Extracted entries:
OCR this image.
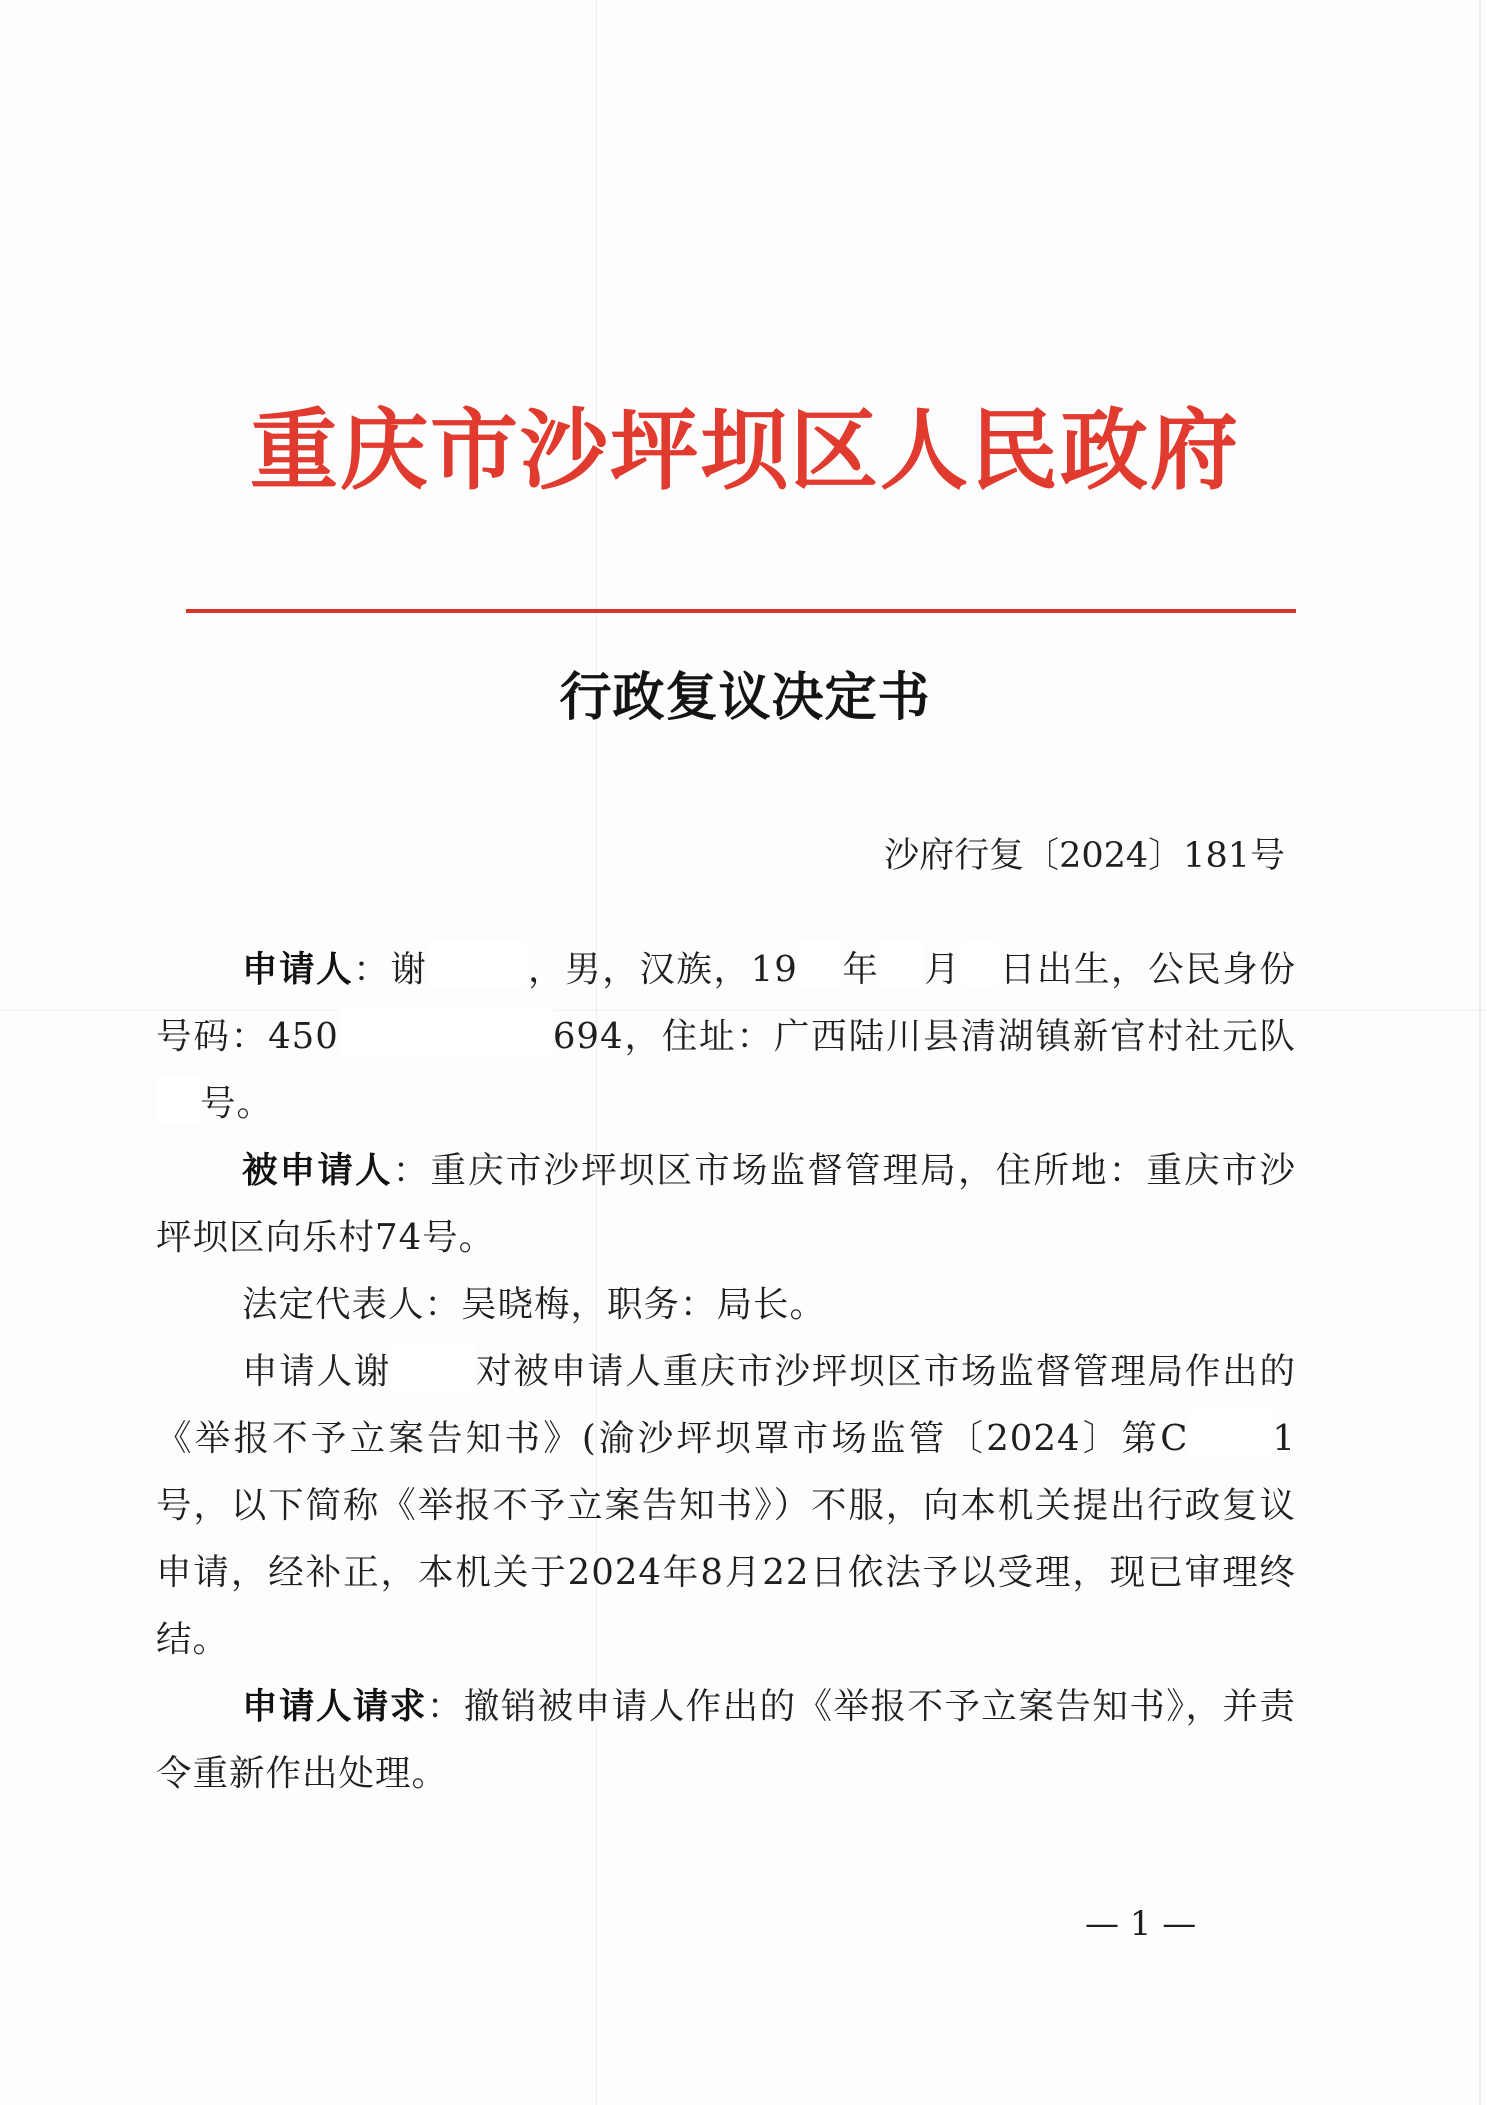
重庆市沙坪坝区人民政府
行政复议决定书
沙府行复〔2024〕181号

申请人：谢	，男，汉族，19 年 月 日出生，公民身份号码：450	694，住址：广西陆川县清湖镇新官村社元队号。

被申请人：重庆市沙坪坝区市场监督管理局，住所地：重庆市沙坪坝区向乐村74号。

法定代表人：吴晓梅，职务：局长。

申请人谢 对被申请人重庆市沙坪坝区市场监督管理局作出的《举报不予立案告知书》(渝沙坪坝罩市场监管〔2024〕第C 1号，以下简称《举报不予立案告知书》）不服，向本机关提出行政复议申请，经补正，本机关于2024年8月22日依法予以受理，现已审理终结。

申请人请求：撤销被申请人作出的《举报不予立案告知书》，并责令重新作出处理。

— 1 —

...

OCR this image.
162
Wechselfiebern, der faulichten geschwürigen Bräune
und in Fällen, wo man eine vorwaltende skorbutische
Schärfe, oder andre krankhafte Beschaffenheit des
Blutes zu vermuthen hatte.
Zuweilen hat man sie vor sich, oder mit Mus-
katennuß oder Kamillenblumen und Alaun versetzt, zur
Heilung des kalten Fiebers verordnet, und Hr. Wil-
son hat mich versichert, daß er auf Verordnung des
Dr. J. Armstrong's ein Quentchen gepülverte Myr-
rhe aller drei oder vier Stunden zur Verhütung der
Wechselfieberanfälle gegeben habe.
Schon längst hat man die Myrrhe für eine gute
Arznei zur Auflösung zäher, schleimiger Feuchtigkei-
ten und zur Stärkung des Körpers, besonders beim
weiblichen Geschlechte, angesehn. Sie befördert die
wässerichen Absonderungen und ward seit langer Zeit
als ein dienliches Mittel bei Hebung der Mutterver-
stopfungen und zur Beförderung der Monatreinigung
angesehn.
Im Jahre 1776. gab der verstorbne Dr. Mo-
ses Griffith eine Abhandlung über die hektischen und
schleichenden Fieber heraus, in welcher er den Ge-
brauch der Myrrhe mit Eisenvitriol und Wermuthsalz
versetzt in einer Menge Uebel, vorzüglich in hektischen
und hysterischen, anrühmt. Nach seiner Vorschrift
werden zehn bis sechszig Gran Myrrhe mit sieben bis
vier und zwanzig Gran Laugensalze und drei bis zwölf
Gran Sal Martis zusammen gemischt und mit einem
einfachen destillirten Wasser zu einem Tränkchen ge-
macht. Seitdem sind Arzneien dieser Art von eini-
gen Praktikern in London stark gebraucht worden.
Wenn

==

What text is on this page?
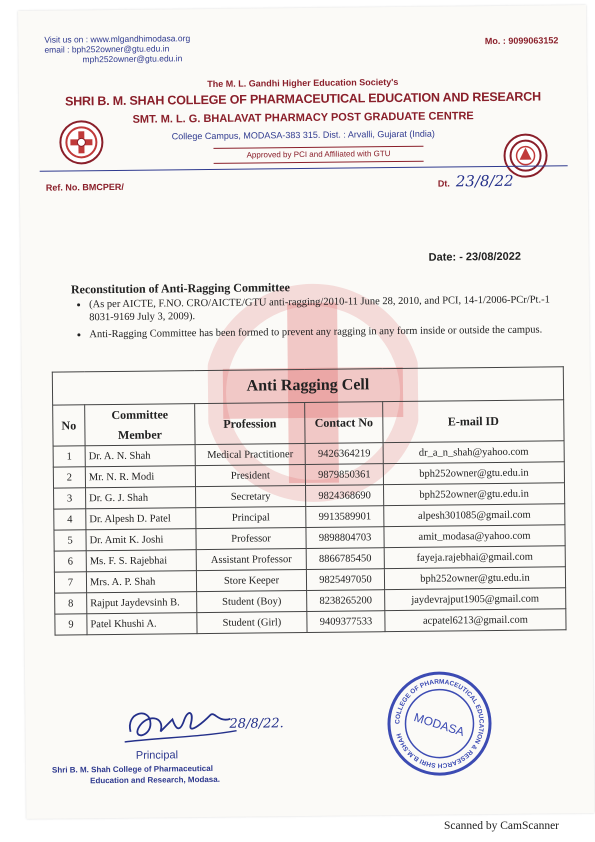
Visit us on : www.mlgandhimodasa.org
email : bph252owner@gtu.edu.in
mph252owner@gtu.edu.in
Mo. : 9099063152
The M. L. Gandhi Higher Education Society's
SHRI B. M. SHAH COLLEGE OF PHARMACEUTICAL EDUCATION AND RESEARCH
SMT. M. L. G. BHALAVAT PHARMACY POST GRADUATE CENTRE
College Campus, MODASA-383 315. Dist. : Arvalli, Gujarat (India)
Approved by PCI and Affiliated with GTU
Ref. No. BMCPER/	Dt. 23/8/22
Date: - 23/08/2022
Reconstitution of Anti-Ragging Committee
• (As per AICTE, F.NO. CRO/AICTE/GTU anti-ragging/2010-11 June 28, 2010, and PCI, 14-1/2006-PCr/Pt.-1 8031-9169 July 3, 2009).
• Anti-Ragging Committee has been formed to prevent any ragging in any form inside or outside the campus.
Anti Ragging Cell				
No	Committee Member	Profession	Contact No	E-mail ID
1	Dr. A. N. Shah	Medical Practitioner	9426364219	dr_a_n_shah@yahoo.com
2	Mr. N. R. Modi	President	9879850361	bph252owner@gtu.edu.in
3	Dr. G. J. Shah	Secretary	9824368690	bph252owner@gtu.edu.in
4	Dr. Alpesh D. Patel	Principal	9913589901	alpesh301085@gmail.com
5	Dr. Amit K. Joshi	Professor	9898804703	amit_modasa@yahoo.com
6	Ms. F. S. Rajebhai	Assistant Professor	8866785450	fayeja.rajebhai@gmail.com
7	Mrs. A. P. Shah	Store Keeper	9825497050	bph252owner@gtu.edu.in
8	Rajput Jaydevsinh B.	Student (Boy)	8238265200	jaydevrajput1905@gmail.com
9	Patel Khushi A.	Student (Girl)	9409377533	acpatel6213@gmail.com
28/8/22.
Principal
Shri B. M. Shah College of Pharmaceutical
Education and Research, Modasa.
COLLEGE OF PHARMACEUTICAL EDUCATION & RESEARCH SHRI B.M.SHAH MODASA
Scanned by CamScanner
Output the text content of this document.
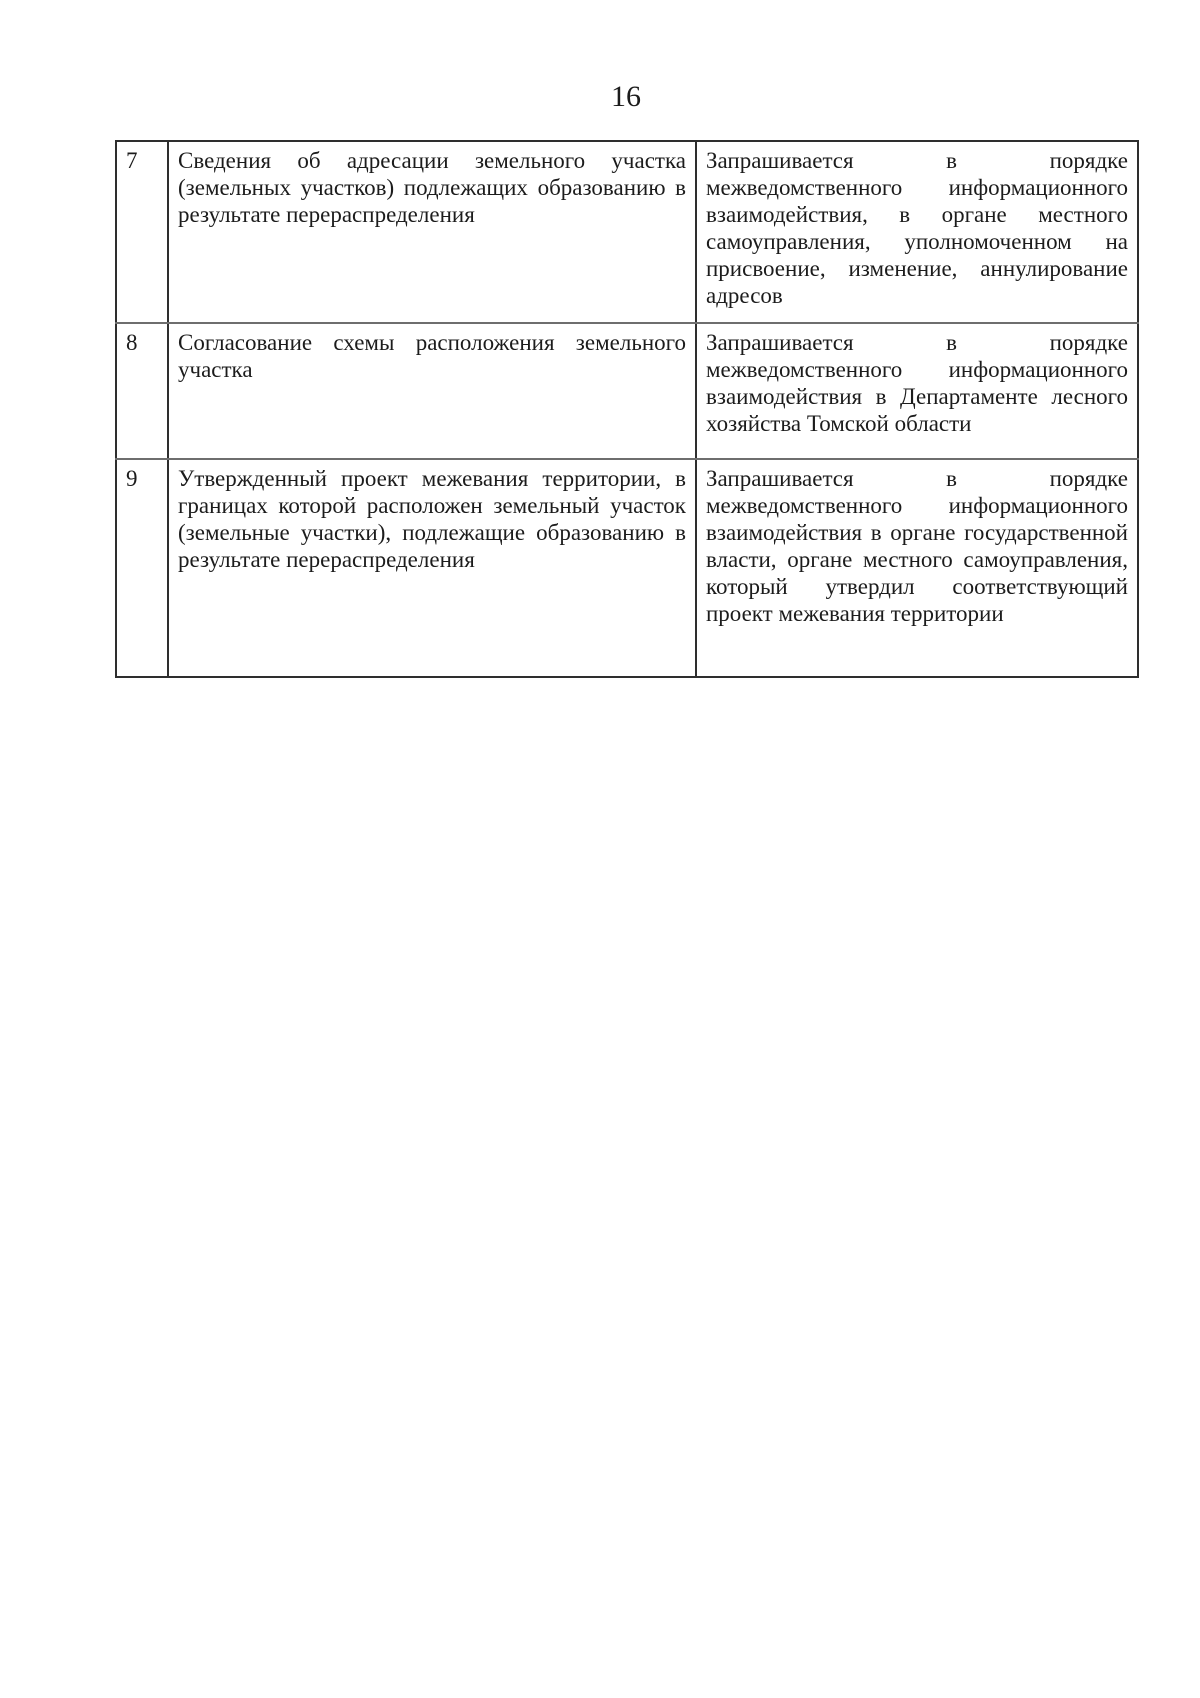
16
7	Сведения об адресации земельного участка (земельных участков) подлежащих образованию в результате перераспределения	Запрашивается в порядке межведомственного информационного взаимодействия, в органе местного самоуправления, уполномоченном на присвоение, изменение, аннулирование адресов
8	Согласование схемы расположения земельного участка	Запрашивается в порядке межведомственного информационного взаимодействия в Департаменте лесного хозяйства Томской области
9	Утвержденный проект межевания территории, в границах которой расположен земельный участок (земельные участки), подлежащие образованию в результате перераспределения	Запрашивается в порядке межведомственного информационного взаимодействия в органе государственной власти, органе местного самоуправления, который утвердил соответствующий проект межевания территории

Objective: Copy, from the material above, each line in which the string "Gran" occurs.

Result of the exercise:
werden zehn bis sechszig Gran Myrrhe mit sieben bis
vier und zwanzig Gran Laugensalze und drei bis zwölf
Gran Sal Martis zusammen gemischt und mit einem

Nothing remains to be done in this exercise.